§ What this task involves
Write out the material exactly, without any of its pictures.

§ Working data
• • • • •

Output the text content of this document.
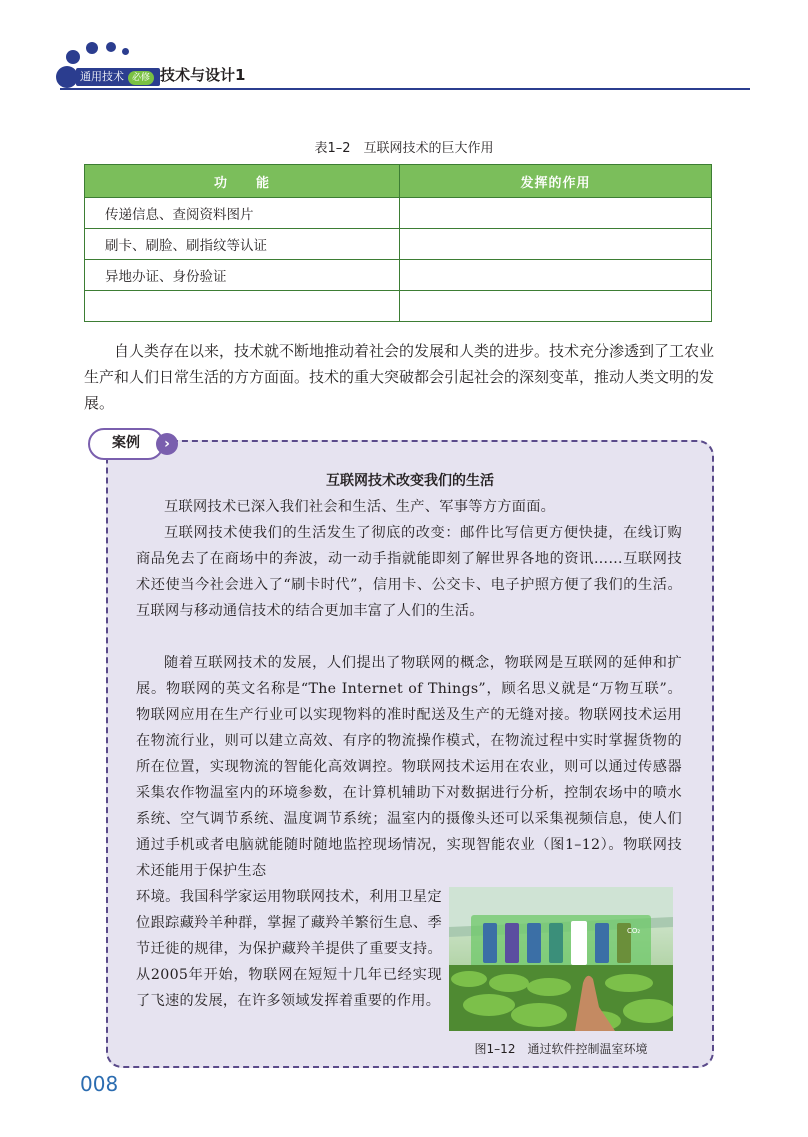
通用技术 必修 技术与设计1
表1–2　互联网技术的巨大作用
功　　能	发挥的作用
传递信息、查阅资料图片	
刷卡、刷脸、刷指纹等认证	
异地办证、身份验证	

自人类存在以来，技术就不断地推动着社会的发展和人类的进步。技术充分渗透到了工农业生产和人们日常生活的方方面面。技术的重大突破都会引起社会的深刻变革，推动人类文明的发展。
案例	›
互联网技术改变我们的生活
互联网技术已深入我们社会和生活、生产、军事等方方面面。
互联网技术使我们的生活发生了彻底的改变：邮件比写信更方便快捷，在线订购商品免去了在商场中的奔波，动一动手指就能即刻了解世界各地的资讯……互联网技术还使当今社会进入了“刷卡时代”，信用卡、公交卡、电子护照方便了我们的生活。互联网与移动通信技术的结合更加丰富了人们的生活。
随着互联网技术的发展，人们提出了物联网的概念，物联网是互联网的延伸和扩展。物联网的英文名称是“The Internet of Things”，顾名思义就是“万物互联”。物联网应用在生产行业可以实现物料的准时配送及生产的无缝对接。物联网技术运用在物流行业，则可以建立高效、有序的物流操作模式，在物流过程中实时掌握货物的所在位置，实现物流的智能化高效调控。物联网技术运用在农业，则可以通过传感器采集农作物温室内的环境参数，在计算机辅助下对数据进行分析，控制农场中的喷水系统、空气调节系统、温度调节系统；温室内的摄像头还可以采集视频信息，使人们通过手机或者电脑就能随时随地监控现场情况，实现智能农业（图1–12）。物联网技术还能用于保护生态
环境。我国科学家运用物联网技术，利用卫星定位跟踪藏羚羊种群，掌握了藏羚羊繁衍生息、季节迁徙的规律，为保护藏羚羊提供了重要支持。从2005年开始，物联网在短短十几年已经实现了飞速的发展，在许多领域发挥着重要的作用。
CO₂
图1–12　通过软件控制温室环境
008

• • • • •

§ Solution
Output the text content of this document.
通用技术 必修 技术与设计1
表1–2　互联网技术的巨大作用
功　　能	发挥的作用
传递信息、查阅资料图片	
刷卡、刷脸、刷指纹等认证	
异地办证、身份验证	

自人类存在以来，技术就不断地推动着社会的发展和人类的进步。技术充分渗透到了工农业生产和人们日常生活的方方面面。技术的重大突破都会引起社会的深刻变革，推动人类文明的发展。
案例	›
互联网技术改变我们的生活
互联网技术已深入我们社会和生活、生产、军事等方方面面。
互联网技术使我们的生活发生了彻底的改变：邮件比写信更方便快捷，在线订购商品免去了在商场中的奔波，动一动手指就能即刻了解世界各地的资讯……互联网技术还使当今社会进入了“刷卡时代”，信用卡、公交卡、电子护照方便了我们的生活。互联网与移动通信技术的结合更加丰富了人们的生活。
随着互联网技术的发展，人们提出了物联网的概念，物联网是互联网的延伸和扩展。物联网的英文名称是“The Internet of Things”，顾名思义就是“万物互联”。物联网应用在生产行业可以实现物料的准时配送及生产的无缝对接。物联网技术运用在物流行业，则可以建立高效、有序的物流操作模式，在物流过程中实时掌握货物的所在位置，实现物流的智能化高效调控。物联网技术运用在农业，则可以通过传感器采集农作物温室内的环境参数，在计算机辅助下对数据进行分析，控制农场中的喷水系统、空气调节系统、温度调节系统；温室内的摄像头还可以采集视频信息，使人们通过手机或者电脑就能随时随地监控现场情况，实现智能农业（图1–12）。物联网技术还能用于保护生态
环境。我国科学家运用物联网技术，利用卫星定位跟踪藏羚羊种群，掌握了藏羚羊繁衍生息、季节迁徙的规律，为保护藏羚羊提供了重要支持。从2005年开始，物联网在短短十几年已经实现了飞速的发展，在许多领域发挥着重要的作用。
CO₂
图1–12　通过软件控制温室环境
008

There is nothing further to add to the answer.